**Exercise**
Report, as a bare number, how many lines of the material below contain the word "color".

**Data shown**
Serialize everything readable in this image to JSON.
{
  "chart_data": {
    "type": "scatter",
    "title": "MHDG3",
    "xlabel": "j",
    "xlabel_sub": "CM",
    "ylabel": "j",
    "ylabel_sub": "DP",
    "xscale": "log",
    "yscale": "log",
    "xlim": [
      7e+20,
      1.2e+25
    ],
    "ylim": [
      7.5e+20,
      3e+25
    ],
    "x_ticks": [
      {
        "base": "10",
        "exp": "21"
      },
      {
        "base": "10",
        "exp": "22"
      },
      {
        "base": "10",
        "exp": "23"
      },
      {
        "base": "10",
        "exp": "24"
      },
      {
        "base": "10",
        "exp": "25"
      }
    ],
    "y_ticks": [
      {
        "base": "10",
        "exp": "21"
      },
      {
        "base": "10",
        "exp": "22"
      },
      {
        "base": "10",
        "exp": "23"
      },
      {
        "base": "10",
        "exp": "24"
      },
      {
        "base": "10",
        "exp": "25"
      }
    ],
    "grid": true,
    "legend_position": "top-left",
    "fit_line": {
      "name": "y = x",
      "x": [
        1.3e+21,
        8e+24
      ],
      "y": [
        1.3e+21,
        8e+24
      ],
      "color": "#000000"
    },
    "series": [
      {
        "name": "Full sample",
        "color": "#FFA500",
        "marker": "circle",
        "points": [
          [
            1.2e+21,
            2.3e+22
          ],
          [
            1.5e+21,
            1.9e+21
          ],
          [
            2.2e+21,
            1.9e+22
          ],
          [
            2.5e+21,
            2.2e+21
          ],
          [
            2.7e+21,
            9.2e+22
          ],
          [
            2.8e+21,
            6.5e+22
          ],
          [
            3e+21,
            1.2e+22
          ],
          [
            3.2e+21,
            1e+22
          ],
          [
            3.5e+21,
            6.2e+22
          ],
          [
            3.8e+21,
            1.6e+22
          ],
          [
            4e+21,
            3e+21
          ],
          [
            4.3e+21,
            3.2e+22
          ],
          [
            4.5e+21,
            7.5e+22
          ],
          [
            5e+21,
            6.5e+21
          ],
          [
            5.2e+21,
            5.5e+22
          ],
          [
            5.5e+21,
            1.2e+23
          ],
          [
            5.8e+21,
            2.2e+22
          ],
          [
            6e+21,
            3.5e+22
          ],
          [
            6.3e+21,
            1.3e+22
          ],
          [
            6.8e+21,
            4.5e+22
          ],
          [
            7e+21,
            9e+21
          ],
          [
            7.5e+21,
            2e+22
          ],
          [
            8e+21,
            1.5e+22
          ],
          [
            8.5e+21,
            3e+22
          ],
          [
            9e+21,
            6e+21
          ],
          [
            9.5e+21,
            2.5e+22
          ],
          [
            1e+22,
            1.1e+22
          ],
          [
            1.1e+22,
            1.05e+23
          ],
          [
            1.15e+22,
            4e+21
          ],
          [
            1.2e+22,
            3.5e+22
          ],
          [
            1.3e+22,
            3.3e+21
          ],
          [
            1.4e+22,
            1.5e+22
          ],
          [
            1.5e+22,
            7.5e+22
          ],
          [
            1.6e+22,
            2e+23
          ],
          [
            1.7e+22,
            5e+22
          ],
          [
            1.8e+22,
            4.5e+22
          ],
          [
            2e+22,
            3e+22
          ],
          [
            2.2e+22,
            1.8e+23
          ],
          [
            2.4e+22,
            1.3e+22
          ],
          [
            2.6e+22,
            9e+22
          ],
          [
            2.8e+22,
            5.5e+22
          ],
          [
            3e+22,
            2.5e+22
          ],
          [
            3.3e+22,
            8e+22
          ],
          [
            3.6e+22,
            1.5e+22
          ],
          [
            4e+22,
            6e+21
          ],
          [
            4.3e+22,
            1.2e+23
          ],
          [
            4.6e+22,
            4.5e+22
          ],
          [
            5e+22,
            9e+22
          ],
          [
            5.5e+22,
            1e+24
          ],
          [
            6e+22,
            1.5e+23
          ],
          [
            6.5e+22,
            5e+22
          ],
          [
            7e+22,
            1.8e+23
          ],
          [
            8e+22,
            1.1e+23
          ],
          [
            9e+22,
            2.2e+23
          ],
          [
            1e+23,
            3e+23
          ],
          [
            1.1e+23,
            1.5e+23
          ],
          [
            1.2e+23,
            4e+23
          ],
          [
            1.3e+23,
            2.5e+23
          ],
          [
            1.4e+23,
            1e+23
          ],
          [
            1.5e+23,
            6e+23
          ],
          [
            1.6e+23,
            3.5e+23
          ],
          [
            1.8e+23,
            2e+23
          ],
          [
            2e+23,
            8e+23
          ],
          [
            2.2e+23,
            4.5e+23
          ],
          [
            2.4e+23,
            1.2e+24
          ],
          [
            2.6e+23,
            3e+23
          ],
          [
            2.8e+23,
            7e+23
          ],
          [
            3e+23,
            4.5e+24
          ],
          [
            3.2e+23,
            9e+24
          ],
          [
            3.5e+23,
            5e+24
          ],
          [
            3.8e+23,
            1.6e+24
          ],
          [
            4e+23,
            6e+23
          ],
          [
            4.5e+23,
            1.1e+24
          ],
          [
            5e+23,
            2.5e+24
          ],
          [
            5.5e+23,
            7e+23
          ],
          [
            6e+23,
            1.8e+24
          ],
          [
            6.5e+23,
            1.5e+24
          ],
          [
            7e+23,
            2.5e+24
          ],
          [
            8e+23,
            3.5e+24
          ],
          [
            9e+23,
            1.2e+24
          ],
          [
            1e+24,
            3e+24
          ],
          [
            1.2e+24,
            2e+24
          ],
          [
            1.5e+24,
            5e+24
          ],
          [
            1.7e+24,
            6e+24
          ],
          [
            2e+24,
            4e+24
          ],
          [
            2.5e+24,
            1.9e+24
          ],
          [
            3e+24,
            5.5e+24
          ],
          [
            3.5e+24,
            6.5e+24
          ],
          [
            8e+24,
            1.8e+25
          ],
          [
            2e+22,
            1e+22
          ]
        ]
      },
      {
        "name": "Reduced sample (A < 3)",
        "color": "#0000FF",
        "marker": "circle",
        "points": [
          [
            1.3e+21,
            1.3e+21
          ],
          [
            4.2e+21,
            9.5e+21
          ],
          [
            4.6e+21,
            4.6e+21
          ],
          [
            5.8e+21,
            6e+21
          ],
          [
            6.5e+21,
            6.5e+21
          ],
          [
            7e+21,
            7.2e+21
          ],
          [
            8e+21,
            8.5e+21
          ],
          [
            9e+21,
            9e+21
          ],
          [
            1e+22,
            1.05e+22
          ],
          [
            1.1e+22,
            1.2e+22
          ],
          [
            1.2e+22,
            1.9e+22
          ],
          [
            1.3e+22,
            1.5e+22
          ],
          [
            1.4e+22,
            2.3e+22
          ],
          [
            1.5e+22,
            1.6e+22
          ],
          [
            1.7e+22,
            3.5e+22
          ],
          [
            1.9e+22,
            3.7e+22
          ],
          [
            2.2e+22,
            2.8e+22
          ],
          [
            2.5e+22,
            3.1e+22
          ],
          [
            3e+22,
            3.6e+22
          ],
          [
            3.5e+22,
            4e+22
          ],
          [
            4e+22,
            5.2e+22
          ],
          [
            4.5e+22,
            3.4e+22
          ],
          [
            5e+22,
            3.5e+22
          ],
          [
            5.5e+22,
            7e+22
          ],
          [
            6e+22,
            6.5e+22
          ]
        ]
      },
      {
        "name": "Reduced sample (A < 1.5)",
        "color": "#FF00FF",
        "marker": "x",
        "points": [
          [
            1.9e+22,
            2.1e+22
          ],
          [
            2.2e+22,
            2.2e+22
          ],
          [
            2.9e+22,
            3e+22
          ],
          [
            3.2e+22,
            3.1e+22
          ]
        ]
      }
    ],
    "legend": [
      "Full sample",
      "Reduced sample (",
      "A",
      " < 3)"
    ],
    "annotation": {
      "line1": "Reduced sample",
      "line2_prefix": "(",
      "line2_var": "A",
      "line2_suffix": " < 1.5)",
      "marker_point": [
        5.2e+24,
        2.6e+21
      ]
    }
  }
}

**Reply**
4